───── INFORMATION GIVEN ─────
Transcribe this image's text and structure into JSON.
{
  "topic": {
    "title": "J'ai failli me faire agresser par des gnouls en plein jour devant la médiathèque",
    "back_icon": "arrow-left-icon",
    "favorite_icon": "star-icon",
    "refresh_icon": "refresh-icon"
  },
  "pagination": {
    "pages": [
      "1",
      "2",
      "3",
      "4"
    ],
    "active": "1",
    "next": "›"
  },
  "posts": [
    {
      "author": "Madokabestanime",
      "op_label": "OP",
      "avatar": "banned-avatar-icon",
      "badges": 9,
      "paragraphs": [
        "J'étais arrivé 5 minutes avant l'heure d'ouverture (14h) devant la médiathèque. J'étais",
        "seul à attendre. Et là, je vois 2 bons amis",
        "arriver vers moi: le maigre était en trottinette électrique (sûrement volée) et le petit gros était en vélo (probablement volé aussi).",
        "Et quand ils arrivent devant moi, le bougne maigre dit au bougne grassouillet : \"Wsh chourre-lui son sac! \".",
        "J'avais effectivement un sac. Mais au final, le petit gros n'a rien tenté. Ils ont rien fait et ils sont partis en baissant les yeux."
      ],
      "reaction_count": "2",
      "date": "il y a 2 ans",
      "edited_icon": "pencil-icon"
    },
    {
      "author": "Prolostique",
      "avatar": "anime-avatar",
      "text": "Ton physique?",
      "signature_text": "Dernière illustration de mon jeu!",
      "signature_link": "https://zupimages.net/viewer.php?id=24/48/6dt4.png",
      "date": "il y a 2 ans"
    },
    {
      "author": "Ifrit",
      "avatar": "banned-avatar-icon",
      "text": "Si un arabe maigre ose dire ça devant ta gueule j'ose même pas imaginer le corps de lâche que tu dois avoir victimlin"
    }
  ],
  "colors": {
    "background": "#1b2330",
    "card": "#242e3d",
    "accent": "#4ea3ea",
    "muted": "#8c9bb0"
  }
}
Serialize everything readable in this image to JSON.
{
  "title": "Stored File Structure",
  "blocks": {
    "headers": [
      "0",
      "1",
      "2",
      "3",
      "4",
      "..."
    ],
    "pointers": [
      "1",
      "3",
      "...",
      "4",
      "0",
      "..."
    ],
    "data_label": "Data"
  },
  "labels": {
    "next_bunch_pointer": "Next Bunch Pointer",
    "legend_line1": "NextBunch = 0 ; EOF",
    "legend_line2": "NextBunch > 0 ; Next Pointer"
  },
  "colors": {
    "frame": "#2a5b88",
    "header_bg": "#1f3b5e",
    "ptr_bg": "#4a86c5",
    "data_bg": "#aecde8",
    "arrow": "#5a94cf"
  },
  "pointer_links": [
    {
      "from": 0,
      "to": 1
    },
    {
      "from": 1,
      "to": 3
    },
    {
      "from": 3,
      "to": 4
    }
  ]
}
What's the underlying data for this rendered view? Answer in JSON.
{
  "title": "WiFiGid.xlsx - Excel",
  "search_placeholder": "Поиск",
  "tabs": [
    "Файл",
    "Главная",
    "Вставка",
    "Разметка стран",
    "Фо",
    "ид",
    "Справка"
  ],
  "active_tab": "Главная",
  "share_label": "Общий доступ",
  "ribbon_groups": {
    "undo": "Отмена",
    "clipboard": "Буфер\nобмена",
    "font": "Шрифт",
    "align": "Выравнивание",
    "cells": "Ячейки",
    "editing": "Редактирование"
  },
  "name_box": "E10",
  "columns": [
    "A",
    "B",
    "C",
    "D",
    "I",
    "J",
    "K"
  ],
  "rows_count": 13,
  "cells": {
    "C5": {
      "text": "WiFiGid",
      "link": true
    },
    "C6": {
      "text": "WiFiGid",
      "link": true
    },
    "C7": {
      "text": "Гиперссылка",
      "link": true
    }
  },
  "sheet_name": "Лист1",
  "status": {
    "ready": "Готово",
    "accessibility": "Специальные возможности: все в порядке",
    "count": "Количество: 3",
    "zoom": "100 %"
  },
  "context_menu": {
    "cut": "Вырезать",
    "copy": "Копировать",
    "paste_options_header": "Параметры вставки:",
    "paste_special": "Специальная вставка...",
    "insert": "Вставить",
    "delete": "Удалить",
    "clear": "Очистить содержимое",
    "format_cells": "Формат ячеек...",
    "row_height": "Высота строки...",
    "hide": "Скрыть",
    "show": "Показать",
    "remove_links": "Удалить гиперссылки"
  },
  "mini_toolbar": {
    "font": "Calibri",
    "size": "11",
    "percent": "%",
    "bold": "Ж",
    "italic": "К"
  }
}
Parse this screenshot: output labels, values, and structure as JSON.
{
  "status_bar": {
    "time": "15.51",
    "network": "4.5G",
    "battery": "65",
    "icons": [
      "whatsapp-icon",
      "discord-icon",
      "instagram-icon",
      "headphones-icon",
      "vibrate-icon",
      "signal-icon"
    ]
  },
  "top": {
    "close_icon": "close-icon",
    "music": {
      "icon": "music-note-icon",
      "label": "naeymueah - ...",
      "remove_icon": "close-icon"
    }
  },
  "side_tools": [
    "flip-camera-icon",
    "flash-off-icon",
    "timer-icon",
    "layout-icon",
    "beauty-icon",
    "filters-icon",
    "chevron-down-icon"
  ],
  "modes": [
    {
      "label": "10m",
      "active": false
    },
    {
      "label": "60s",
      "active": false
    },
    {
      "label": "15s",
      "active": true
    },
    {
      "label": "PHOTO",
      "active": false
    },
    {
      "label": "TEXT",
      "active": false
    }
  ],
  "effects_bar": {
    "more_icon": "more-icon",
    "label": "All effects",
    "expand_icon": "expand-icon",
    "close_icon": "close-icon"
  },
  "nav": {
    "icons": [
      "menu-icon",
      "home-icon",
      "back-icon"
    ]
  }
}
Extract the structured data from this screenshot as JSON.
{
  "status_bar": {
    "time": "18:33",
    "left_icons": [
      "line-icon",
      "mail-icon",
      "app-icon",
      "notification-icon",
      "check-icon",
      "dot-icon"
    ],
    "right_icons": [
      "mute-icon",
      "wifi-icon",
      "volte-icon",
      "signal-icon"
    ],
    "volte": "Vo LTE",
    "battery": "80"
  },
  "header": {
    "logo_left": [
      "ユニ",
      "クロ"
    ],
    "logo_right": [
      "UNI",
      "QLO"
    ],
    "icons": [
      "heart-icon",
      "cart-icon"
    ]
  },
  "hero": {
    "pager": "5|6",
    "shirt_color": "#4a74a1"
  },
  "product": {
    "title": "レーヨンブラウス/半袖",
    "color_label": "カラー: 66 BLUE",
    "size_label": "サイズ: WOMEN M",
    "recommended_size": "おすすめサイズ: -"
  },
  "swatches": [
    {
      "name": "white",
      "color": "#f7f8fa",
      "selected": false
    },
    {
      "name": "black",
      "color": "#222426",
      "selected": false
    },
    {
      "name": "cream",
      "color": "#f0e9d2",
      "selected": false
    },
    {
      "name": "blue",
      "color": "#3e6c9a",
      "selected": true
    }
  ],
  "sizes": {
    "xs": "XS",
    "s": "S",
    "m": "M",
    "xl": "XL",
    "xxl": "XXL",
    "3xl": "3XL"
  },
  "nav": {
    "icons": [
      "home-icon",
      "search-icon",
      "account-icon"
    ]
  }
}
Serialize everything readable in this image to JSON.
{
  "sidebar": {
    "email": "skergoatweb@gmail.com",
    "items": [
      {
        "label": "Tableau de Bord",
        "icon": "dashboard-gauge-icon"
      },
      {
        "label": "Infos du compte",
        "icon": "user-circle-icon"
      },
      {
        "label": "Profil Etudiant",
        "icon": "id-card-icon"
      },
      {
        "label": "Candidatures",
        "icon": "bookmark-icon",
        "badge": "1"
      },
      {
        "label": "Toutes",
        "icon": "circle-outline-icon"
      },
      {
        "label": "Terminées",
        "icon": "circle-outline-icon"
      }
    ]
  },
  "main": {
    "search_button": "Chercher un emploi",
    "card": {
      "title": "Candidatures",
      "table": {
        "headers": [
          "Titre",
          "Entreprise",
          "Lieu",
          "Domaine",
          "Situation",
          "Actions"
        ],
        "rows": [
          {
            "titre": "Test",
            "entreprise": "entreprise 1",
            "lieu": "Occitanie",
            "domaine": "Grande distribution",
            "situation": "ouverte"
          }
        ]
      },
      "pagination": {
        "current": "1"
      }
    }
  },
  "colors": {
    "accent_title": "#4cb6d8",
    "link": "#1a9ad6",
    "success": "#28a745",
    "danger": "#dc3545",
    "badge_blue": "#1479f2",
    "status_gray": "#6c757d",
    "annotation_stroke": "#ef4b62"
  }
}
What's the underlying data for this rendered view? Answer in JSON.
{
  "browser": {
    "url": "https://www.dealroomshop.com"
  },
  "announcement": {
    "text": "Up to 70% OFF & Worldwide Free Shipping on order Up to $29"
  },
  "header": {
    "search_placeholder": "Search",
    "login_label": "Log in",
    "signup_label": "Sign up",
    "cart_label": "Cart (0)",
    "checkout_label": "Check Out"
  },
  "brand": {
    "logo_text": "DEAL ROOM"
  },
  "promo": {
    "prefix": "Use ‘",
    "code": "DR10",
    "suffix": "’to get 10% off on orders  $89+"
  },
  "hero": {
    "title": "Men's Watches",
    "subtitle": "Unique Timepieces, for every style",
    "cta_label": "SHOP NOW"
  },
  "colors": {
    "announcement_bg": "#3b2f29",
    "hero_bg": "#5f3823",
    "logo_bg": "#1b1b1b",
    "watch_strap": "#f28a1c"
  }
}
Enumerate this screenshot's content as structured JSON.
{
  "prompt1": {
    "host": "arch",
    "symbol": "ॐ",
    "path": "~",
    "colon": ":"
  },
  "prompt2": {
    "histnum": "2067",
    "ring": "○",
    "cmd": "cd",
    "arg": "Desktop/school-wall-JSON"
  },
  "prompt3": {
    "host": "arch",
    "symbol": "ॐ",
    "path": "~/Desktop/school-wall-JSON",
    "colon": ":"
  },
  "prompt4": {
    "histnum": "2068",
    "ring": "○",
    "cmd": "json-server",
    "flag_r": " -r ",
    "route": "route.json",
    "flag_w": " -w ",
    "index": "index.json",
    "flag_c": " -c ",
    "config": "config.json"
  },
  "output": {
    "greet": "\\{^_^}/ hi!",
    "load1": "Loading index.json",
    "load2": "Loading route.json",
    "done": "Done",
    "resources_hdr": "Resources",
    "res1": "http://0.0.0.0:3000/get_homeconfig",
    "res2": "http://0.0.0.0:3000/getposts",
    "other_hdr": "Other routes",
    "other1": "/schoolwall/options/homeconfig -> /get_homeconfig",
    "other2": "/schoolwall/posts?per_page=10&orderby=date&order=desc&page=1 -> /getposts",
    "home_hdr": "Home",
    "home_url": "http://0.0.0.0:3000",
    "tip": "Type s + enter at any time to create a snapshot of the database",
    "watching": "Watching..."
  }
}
─────
EXERCISE BRIEF
Tell how many lines in the material contain the word "structured". Only the number is wanted.

TASK OUTPUT
2